▶ _Given entries_
---------------

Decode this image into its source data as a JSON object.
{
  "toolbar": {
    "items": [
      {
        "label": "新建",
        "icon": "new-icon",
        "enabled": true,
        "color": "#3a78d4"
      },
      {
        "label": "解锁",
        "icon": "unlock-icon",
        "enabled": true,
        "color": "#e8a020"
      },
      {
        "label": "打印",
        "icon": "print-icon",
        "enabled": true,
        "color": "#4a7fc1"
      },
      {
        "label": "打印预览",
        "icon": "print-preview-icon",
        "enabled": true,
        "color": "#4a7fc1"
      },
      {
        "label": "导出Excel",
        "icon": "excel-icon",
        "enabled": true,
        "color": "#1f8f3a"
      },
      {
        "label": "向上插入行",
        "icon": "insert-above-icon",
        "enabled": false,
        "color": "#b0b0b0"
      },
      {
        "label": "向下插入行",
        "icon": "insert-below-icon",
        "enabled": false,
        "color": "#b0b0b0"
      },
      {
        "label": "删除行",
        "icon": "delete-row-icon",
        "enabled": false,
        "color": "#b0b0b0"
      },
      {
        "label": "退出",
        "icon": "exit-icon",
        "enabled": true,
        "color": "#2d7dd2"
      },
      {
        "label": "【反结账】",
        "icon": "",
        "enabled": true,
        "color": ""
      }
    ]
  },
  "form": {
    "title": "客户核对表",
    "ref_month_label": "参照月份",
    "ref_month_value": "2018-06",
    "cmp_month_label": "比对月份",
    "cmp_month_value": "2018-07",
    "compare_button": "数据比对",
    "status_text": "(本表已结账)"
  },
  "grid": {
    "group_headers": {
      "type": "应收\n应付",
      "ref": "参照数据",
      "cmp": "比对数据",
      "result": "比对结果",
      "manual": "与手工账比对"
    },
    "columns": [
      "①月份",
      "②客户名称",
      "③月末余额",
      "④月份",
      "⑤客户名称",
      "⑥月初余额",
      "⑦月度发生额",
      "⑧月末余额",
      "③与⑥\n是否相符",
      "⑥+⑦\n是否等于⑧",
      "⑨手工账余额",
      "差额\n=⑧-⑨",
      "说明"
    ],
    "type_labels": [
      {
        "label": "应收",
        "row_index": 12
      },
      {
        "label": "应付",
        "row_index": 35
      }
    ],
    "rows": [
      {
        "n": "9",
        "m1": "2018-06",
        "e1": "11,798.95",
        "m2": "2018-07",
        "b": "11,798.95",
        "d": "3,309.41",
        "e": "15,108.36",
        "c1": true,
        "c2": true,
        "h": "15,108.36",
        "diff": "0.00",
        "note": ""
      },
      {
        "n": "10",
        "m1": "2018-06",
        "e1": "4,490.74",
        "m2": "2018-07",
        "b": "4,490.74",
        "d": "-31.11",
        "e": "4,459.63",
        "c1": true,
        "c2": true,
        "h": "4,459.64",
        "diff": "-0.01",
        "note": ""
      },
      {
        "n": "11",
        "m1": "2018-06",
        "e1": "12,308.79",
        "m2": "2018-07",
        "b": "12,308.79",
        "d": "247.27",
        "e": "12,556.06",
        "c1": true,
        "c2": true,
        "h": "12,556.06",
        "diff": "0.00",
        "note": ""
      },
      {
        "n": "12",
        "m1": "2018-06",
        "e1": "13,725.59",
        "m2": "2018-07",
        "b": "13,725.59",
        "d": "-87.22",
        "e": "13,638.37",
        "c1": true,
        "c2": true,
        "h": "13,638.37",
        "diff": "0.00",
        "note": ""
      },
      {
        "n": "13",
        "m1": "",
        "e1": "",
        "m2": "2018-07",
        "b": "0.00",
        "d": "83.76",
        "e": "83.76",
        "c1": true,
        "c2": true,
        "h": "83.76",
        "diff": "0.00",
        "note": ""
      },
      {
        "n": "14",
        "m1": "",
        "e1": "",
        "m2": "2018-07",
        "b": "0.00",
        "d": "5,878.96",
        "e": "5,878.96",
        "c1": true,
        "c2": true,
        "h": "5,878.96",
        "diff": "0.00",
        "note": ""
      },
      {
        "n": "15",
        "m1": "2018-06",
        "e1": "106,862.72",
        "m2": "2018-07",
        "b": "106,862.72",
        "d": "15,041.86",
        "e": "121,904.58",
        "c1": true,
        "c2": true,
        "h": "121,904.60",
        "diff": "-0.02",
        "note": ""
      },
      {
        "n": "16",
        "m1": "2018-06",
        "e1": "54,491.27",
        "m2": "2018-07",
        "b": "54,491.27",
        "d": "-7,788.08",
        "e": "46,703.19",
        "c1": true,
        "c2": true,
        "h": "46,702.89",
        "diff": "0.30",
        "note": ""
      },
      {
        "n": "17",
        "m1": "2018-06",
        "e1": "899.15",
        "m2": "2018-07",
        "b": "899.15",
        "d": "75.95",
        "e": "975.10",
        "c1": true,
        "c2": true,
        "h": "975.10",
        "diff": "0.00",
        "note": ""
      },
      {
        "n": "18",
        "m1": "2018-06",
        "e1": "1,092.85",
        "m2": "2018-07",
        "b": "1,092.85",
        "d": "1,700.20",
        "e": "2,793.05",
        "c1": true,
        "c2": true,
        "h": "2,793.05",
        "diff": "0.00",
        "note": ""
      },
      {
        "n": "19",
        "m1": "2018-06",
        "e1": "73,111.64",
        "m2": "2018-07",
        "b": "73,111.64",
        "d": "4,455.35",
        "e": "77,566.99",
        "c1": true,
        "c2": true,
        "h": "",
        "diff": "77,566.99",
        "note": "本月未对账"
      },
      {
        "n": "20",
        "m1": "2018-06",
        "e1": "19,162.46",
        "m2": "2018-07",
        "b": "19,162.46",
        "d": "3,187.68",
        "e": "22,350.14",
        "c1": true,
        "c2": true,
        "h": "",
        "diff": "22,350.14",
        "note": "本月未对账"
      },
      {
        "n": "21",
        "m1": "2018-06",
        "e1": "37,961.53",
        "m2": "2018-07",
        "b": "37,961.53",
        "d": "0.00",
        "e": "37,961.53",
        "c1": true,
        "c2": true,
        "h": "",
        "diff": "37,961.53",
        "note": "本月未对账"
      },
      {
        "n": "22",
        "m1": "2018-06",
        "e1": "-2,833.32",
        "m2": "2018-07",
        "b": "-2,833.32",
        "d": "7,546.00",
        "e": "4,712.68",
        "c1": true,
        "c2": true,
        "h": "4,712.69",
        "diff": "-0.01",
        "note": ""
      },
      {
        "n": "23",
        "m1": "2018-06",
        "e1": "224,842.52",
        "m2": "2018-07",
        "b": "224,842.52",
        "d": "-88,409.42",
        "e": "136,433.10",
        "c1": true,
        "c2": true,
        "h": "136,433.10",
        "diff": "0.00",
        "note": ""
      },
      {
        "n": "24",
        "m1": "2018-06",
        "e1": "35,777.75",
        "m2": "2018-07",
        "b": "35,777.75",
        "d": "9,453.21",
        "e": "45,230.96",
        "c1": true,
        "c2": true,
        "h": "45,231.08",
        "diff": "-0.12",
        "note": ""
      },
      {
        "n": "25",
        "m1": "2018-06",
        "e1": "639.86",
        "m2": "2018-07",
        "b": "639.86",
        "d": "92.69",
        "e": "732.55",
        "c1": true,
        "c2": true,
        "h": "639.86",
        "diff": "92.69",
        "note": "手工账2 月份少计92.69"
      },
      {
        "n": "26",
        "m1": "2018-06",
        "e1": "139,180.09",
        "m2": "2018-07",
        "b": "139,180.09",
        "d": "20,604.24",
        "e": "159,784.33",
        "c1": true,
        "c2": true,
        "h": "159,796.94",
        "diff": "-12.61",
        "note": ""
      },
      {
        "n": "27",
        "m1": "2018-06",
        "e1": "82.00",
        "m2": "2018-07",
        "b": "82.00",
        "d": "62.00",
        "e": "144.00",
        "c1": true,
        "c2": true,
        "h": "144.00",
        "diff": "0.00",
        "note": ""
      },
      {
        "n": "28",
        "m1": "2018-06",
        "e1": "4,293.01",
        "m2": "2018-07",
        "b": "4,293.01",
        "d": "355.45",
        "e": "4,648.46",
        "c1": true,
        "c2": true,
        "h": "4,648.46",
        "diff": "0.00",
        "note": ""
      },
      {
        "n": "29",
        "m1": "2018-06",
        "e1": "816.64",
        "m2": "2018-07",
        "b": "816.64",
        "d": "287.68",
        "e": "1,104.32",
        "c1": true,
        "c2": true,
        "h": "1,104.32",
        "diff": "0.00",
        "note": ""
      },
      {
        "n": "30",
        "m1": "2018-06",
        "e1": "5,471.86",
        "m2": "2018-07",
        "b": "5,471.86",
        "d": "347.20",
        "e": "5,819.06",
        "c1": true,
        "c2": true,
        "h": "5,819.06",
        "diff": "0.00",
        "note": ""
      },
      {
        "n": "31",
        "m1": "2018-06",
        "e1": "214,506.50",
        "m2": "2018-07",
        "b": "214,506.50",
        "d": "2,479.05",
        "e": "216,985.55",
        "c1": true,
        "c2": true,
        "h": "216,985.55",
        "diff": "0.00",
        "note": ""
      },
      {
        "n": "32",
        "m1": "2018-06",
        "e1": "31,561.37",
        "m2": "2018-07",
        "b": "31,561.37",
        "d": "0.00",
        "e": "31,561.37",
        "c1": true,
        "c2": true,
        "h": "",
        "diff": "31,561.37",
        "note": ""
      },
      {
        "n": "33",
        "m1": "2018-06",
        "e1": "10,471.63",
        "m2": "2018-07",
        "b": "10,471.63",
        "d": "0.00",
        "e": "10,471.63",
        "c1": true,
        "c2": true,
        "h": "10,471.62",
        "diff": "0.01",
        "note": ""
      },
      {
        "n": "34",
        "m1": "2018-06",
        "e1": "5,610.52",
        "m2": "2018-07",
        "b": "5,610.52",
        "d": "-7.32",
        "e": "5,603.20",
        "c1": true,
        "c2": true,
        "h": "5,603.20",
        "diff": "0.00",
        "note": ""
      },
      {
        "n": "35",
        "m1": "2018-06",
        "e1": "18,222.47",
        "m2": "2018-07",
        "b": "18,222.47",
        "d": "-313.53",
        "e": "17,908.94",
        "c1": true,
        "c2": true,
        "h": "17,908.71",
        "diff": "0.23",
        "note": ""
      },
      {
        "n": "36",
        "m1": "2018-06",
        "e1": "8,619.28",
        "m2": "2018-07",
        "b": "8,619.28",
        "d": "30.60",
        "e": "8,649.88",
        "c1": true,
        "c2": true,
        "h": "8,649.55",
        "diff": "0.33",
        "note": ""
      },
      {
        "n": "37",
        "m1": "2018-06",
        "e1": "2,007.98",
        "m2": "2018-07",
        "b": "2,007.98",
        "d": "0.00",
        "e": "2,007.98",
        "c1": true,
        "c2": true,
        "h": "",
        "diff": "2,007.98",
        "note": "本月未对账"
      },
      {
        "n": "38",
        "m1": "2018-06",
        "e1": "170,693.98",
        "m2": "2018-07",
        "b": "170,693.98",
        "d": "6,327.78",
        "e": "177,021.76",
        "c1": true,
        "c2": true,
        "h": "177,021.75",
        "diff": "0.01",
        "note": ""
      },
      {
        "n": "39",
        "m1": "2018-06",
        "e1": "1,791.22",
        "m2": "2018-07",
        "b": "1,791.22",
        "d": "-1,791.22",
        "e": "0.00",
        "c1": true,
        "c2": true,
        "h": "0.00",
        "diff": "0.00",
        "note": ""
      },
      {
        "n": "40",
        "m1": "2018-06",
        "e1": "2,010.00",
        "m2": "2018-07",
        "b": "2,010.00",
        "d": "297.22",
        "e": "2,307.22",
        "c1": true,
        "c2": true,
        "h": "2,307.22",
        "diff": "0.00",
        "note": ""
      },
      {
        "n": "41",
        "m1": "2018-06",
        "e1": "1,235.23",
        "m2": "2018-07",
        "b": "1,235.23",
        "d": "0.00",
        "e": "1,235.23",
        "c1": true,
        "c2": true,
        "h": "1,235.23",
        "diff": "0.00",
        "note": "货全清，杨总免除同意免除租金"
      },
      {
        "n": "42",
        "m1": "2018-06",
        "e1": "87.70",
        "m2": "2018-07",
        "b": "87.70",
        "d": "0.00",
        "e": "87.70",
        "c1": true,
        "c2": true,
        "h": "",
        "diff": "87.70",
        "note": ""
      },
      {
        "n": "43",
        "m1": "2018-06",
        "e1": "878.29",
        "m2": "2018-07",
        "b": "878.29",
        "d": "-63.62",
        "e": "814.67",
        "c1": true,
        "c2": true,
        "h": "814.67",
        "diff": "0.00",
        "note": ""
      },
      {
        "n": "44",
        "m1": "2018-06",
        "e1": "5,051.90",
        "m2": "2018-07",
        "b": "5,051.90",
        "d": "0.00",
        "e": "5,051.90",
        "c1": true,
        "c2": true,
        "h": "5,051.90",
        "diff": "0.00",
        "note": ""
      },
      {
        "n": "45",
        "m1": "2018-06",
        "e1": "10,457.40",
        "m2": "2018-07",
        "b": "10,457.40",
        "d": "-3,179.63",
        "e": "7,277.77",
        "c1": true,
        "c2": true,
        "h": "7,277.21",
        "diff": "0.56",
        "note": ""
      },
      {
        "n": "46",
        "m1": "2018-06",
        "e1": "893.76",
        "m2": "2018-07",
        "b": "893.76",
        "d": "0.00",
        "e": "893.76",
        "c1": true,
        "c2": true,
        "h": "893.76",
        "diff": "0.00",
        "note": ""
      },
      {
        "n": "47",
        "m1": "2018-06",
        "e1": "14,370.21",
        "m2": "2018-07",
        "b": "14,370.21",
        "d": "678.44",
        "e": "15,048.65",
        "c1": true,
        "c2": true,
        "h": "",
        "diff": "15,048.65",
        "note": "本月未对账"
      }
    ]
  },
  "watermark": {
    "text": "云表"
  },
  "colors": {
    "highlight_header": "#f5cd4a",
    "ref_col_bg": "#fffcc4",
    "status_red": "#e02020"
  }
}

---------------

▶ _What this task involves_
From the data, list each line in which the string "insert" appears.

▶ _Output of the task_
        "icon": "insert-above-icon",
        "icon": "insert-below-icon",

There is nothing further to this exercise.